Records to use

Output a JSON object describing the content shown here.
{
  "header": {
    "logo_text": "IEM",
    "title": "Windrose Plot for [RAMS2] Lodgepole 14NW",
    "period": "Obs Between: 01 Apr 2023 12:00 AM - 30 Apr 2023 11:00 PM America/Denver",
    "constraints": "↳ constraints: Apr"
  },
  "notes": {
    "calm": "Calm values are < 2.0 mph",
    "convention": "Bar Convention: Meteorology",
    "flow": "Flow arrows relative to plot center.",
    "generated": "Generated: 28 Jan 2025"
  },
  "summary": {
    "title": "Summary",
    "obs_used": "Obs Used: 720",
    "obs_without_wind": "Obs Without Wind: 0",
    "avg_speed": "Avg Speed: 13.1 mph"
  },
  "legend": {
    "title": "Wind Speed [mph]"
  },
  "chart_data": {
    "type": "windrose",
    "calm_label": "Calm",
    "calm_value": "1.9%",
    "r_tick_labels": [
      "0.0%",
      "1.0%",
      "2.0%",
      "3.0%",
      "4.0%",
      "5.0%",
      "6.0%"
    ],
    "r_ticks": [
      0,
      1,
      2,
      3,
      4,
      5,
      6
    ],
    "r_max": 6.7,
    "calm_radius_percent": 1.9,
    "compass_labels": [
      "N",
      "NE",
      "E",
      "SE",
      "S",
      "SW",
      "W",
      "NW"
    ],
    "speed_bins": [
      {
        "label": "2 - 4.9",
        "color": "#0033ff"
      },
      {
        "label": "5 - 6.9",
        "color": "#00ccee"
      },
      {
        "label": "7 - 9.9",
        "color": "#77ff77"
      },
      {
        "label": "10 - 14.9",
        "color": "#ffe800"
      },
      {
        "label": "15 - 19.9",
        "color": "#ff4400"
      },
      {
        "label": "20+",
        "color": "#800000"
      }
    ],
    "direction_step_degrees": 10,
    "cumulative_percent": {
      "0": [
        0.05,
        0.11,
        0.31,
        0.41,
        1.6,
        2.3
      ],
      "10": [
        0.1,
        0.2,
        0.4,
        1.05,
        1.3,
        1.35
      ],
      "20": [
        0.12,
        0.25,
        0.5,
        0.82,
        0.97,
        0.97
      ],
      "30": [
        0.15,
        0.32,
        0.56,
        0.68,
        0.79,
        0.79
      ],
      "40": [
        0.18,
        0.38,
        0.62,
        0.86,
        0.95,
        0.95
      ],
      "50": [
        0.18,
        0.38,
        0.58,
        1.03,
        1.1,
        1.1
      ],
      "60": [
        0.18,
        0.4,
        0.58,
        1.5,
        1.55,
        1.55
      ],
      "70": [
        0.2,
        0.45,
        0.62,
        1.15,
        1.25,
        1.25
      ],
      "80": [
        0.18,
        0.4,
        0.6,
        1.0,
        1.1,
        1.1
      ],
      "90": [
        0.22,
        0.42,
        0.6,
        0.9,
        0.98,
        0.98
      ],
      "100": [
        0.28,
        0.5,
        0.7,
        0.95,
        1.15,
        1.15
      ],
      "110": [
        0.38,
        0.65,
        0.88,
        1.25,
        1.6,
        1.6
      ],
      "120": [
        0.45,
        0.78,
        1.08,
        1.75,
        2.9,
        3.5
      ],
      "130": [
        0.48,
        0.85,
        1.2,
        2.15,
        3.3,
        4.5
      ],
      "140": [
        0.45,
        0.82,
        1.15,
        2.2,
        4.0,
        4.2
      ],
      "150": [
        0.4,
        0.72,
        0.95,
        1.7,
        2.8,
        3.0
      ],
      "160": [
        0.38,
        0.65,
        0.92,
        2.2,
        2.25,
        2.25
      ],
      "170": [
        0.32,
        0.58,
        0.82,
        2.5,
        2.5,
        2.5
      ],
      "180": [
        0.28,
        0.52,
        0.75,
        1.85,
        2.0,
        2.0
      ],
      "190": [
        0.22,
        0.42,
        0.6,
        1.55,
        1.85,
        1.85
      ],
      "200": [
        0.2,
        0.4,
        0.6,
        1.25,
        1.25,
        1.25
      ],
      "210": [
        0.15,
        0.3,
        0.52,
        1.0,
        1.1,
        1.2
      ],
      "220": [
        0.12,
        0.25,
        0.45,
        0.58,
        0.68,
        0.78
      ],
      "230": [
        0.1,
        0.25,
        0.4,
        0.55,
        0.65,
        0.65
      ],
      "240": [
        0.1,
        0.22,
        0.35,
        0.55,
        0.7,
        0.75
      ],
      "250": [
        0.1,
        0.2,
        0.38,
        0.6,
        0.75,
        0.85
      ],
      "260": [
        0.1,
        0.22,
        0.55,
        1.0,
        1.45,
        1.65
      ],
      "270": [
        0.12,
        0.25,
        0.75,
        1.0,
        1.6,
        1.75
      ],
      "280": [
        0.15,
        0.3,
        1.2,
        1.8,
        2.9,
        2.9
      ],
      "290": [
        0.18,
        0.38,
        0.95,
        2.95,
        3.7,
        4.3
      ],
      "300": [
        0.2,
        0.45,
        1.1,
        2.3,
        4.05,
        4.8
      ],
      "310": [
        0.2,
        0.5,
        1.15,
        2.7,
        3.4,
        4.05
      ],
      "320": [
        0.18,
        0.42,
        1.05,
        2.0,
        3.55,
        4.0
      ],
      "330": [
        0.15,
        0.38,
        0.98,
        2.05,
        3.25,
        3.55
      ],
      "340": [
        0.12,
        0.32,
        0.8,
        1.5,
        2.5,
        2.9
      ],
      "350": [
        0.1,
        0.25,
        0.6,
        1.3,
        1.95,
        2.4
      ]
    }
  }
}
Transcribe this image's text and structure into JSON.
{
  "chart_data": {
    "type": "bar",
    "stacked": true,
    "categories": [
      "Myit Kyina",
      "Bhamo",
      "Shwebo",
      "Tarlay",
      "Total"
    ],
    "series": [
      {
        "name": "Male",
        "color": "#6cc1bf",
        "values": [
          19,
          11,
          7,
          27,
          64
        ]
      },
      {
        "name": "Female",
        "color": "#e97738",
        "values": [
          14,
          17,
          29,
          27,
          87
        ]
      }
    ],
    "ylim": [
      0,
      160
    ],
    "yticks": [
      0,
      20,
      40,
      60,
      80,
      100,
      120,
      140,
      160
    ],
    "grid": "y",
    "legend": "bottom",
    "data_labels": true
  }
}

Objective
Using the entries above, return each line in which the word "color" occurs.

Worked answer
        "color": "#0033ff"
        "color": "#00ccee"
        "color": "#77ff77"
        "color": "#ffe800"
        "color": "#ff4400"
        "color": "#800000"
        "color": "#6cc1bf",
        "color": "#e97738",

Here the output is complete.